- **WHAT IS EXPECTED**
Quote the entries in full, character for character, without their images.

= = = = = = =

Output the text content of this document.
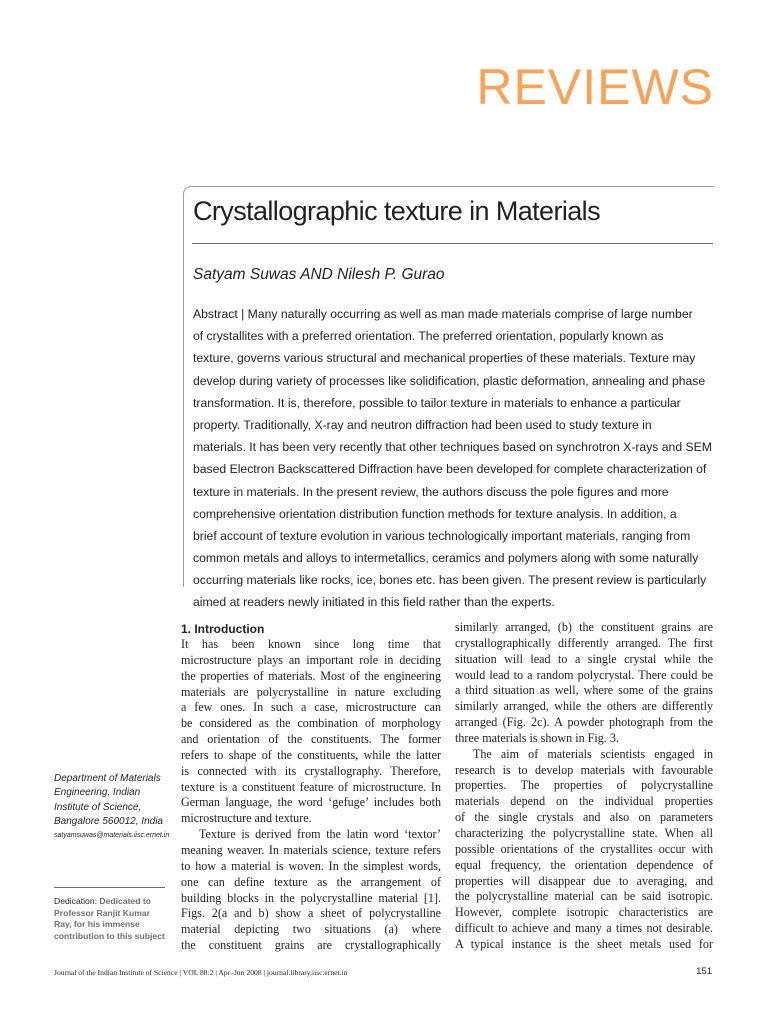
REVIEWS
Crystallographic texture in Materials
Satyam Suwas AND Nilesh P. Gurao
Abstract | Many naturally occurring as well as man made materials comprise of large number
of crystallites with a preferred orientation. The preferred orientation, popularly known as
texture, governs various structural and mechanical properties of these materials. Texture may
develop during variety of processes like solidification, plastic deformation, annealing and phase
transformation. It is, therefore, possible to tailor texture in materials to enhance a particular
property. Traditionally, X-ray and neutron diffraction had been used to study texture in
materials. It has been very recently that other techniques based on synchrotron X-rays and SEM
based Electron Backscattered Diffraction have been developed for complete characterization of
texture in materials. In the present review, the authors discuss the pole figures and more
comprehensive orientation distribution function methods for texture analysis. In addition, a
brief account of texture evolution in various technologically important materials, ranging from
common metals and alloys to intermetallics, ceramics and polymers along with some naturally
occurring materials like rocks, ice, bones etc. has been given. The present review is particularly
aimed at readers newly initiated in this field rather than the experts.
Department of Materials
Engineering, Indian
Institute of Science,
Bangalore 560012, India
satyamsuwas@materials.iisc.ernet.in
Dedication: Dedicated to
Professor Ranjit Kumar
Ray, for his immense
contribution to this subject
1. Introduction
It has been known since long time that
microstructure plays an important role in deciding
the properties of materials. Most of the engineering
materials are polycrystalline in nature excluding
a few ones. In such a case, microstructure can
be considered as the combination of morphology
and orientation of the constituents. The former
refers to shape of the constituents, while the latter
is connected with its crystallography. Therefore,
texture is a constituent feature of microstructure. In
German language, the word ‘gefuge’ includes both
microstructure and texture.
Texture is derived from the latin word ‘textor’
meaning weaver. In materials science, texture refers
to how a material is woven. In the simplest words,
one can define texture as the arrangement of
building blocks in the polycrystalline material [1].
Figs. 2(a and b) show a sheet of polycrystalline
material depicting two situations (a) where
the constituent grains are crystallographically
similarly arranged, (b) the constituent grains are
crystallographically differently arranged. The first
situation will lead to a single crystal while the
would lead to a random polycrystal. There could be
a third situation as well, where some of the grains
similarly arranged, while the others are differently
arranged (Fig. 2c). A powder photograph from the
three materials is shown in Fig. 3.
The aim of materials scientists engaged in
research is to develop materials with favourable
properties. The properties of polycrystalline
materials depend on the individual properties
of the single crystals and also on parameters
characterizing the polycrystalline state. When all
possible orientations of the crystallites occur with
equal frequency, the orientation dependence of
properties will disappear due to averaging, and
the polycrystalline material can be said isotropic.
However, complete isotropic characteristics are
difficult to achieve and many a times not desirable.
A typical instance is the sheet metals used for
Journal of the Indian Institute of Science | VOL 88:2 | Apr–Jun 2008 | journal.library.iisc.ernet.in	151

= = = = = = =

- **EXPECTED ANSWER**
Output the text content of this document.
REVIEWS
Crystallographic texture in Materials
Satyam Suwas AND Nilesh P. Gurao
Abstract | Many naturally occurring as well as man made materials comprise of large number
of crystallites with a preferred orientation. The preferred orientation, popularly known as
texture, governs various structural and mechanical properties of these materials. Texture may
develop during variety of processes like solidification, plastic deformation, annealing and phase
transformation. It is, therefore, possible to tailor texture in materials to enhance a particular
property. Traditionally, X-ray and neutron diffraction had been used to study texture in
materials. It has been very recently that other techniques based on synchrotron X-rays and SEM
based Electron Backscattered Diffraction have been developed for complete characterization of
texture in materials. In the present review, the authors discuss the pole figures and more
comprehensive orientation distribution function methods for texture analysis. In addition, a
brief account of texture evolution in various technologically important materials, ranging from
common metals and alloys to intermetallics, ceramics and polymers along with some naturally
occurring materials like rocks, ice, bones etc. has been given. The present review is particularly
aimed at readers newly initiated in this field rather than the experts.
Department of Materials
Engineering, Indian
Institute of Science,
Bangalore 560012, India
satyamsuwas@materials.iisc.ernet.in
Dedication: Dedicated to
Professor Ranjit Kumar
Ray, for his immense
contribution to this subject
1. Introduction
It has been known since long time that
microstructure plays an important role in deciding
the properties of materials. Most of the engineering
materials are polycrystalline in nature excluding
a few ones. In such a case, microstructure can
be considered as the combination of morphology
and orientation of the constituents. The former
refers to shape of the constituents, while the latter
is connected with its crystallography. Therefore,
texture is a constituent feature of microstructure. In
German language, the word ‘gefuge’ includes both
microstructure and texture.
Texture is derived from the latin word ‘textor’
meaning weaver. In materials science, texture refers
to how a material is woven. In the simplest words,
one can define texture as the arrangement of
building blocks in the polycrystalline material [1].
Figs. 2(a and b) show a sheet of polycrystalline
material depicting two situations (a) where
the constituent grains are crystallographically
similarly arranged, (b) the constituent grains are
crystallographically differently arranged. The first
situation will lead to a single crystal while the
would lead to a random polycrystal. There could be
a third situation as well, where some of the grains
similarly arranged, while the others are differently
arranged (Fig. 2c). A powder photograph from the
three materials is shown in Fig. 3.
The aim of materials scientists engaged in
research is to develop materials with favourable
properties. The properties of polycrystalline
materials depend on the individual properties
of the single crystals and also on parameters
characterizing the polycrystalline state. When all
possible orientations of the crystallites occur with
equal frequency, the orientation dependence of
properties will disappear due to averaging, and
the polycrystalline material can be said isotropic.
However, complete isotropic characteristics are
difficult to achieve and many a times not desirable.
A typical instance is the sheet metals used for
Journal of the Indian Institute of Science | VOL 88:2 | Apr–Jun 2008 | journal.library.iisc.ernet.in	151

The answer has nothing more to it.